_PROBLEM DESCRIPTION_
Wherever a line holds the word "Music", copy that line out.

--------

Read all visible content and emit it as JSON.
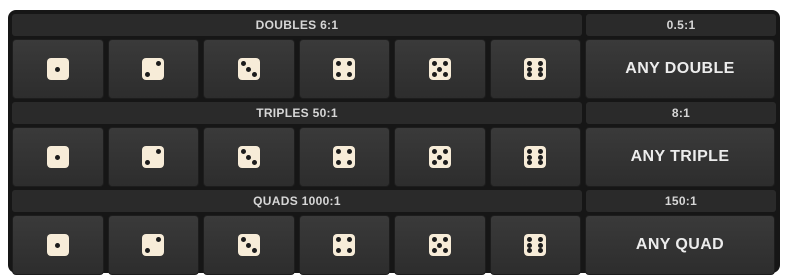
{
  "sections": [
    {
      "id": "doubles",
      "header": "DOUBLES 6:1",
      "any_odds": "0.5:1",
      "any_label": "ANY DOUBLE",
      "dice": [
        1,
        2,
        3,
        4,
        5,
        6
      ]
    },
    {
      "id": "triples",
      "header": "TRIPLES 50:1",
      "any_odds": "8:1",
      "any_label": "ANY TRIPLE",
      "dice": [
        1,
        2,
        3,
        4,
        5,
        6
      ]
    },
    {
      "id": "quads",
      "header": "QUADS 1000:1",
      "any_odds": "150:1",
      "any_label": "ANY QUAD",
      "dice": [
        1,
        2,
        3,
        4,
        5,
        6
      ]
    }
  ],
  "colors": {
    "board": "#161616",
    "cell": "#333333",
    "die_face": "#f7ecd8",
    "pip": "#1c1c1c",
    "text": "#ececec"
  }
}
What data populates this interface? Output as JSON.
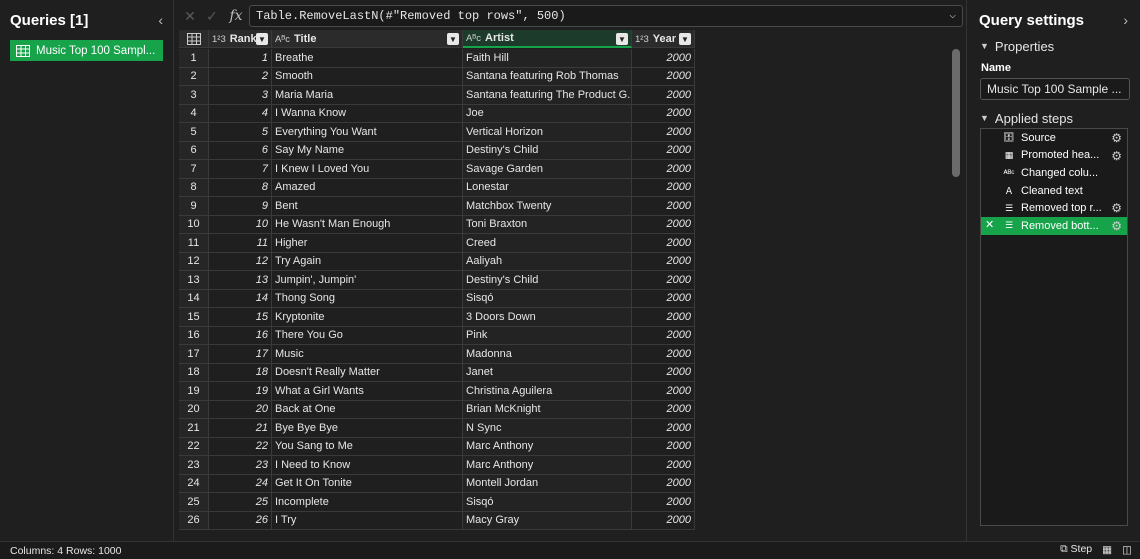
{
  "queries": {
    "title": "Queries [1]",
    "items": [
      {
        "label": "Music Top 100 Sampl..."
      }
    ]
  },
  "formula": {
    "prefix": "Table.RemoveLastN(#",
    "string": "\"Removed top rows\"",
    "suffix": ", 500)"
  },
  "columns": [
    {
      "type": "1²3",
      "label": "Rank"
    },
    {
      "type": "Aᴮc",
      "label": "Title"
    },
    {
      "type": "Aᴮc",
      "label": "Artist"
    },
    {
      "type": "1²3",
      "label": "Year"
    }
  ],
  "rows": [
    {
      "i": "1",
      "rank": "1",
      "title": "Breathe",
      "artist": "Faith Hill",
      "year": "2000"
    },
    {
      "i": "2",
      "rank": "2",
      "title": "Smooth",
      "artist": "Santana featuring Rob Thomas",
      "year": "2000"
    },
    {
      "i": "3",
      "rank": "3",
      "title": "Maria Maria",
      "artist": "Santana featuring The Product G...",
      "year": "2000"
    },
    {
      "i": "4",
      "rank": "4",
      "title": "I Wanna Know",
      "artist": "Joe",
      "year": "2000"
    },
    {
      "i": "5",
      "rank": "5",
      "title": "Everything You Want",
      "artist": "Vertical Horizon",
      "year": "2000"
    },
    {
      "i": "6",
      "rank": "6",
      "title": "Say My Name",
      "artist": "Destiny's Child",
      "year": "2000"
    },
    {
      "i": "7",
      "rank": "7",
      "title": "I Knew I Loved You",
      "artist": "Savage Garden",
      "year": "2000"
    },
    {
      "i": "8",
      "rank": "8",
      "title": "Amazed",
      "artist": "Lonestar",
      "year": "2000"
    },
    {
      "i": "9",
      "rank": "9",
      "title": "Bent",
      "artist": "Matchbox Twenty",
      "year": "2000"
    },
    {
      "i": "10",
      "rank": "10",
      "title": "He Wasn't Man Enough",
      "artist": "Toni Braxton",
      "year": "2000"
    },
    {
      "i": "11",
      "rank": "11",
      "title": "Higher",
      "artist": "Creed",
      "year": "2000"
    },
    {
      "i": "12",
      "rank": "12",
      "title": "Try Again",
      "artist": "Aaliyah",
      "year": "2000"
    },
    {
      "i": "13",
      "rank": "13",
      "title": "Jumpin', Jumpin'",
      "artist": "Destiny's Child",
      "year": "2000"
    },
    {
      "i": "14",
      "rank": "14",
      "title": "Thong Song",
      "artist": "Sisqó",
      "year": "2000"
    },
    {
      "i": "15",
      "rank": "15",
      "title": "Kryptonite",
      "artist": "3 Doors Down",
      "year": "2000"
    },
    {
      "i": "16",
      "rank": "16",
      "title": "There You Go",
      "artist": "Pink",
      "year": "2000"
    },
    {
      "i": "17",
      "rank": "17",
      "title": "Music",
      "artist": "Madonna",
      "year": "2000"
    },
    {
      "i": "18",
      "rank": "18",
      "title": "Doesn't Really Matter",
      "artist": "Janet",
      "year": "2000"
    },
    {
      "i": "19",
      "rank": "19",
      "title": "What a Girl Wants",
      "artist": "Christina Aguilera",
      "year": "2000"
    },
    {
      "i": "20",
      "rank": "20",
      "title": "Back at One",
      "artist": "Brian McKnight",
      "year": "2000"
    },
    {
      "i": "21",
      "rank": "21",
      "title": "Bye Bye Bye",
      "artist": "N Sync",
      "year": "2000"
    },
    {
      "i": "22",
      "rank": "22",
      "title": "You Sang to Me",
      "artist": "Marc Anthony",
      "year": "2000"
    },
    {
      "i": "23",
      "rank": "23",
      "title": "I Need to Know",
      "artist": "Marc Anthony",
      "year": "2000"
    },
    {
      "i": "24",
      "rank": "24",
      "title": "Get It On Tonite",
      "artist": "Montell Jordan",
      "year": "2000"
    },
    {
      "i": "25",
      "rank": "25",
      "title": "Incomplete",
      "artist": "Sisqó",
      "year": "2000"
    },
    {
      "i": "26",
      "rank": "26",
      "title": "I Try",
      "artist": "Macy Gray",
      "year": "2000"
    }
  ],
  "settings": {
    "title": "Query settings",
    "properties_label": "Properties",
    "name_label": "Name",
    "name_value": "Music Top 100 Sample ...",
    "applied_steps_label": "Applied steps",
    "steps": [
      {
        "label": "Source",
        "icon": "source-icon",
        "gear": true
      },
      {
        "label": "Promoted hea...",
        "icon": "table-icon",
        "gear": true
      },
      {
        "label": "Changed colu...",
        "icon": "abc-123-icon",
        "gear": false
      },
      {
        "label": "Cleaned text",
        "icon": "text-icon",
        "gear": false
      },
      {
        "label": "Removed top r...",
        "icon": "remove-rows-icon",
        "gear": true
      },
      {
        "label": "Removed bott...",
        "icon": "remove-rows-icon",
        "gear": true
      }
    ]
  },
  "status": {
    "text": "Columns: 4   Rows: 1000",
    "step_label": "Step"
  },
  "colors": {
    "accent": "#16a34a",
    "background": "#1f1f1f"
  }
}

--------

_ANSWER TO THIS TASK_
        "label": "Music Top 100 Sampl..."
      "title": "Music",
    "name_value": "Music Top 100 Sample ...",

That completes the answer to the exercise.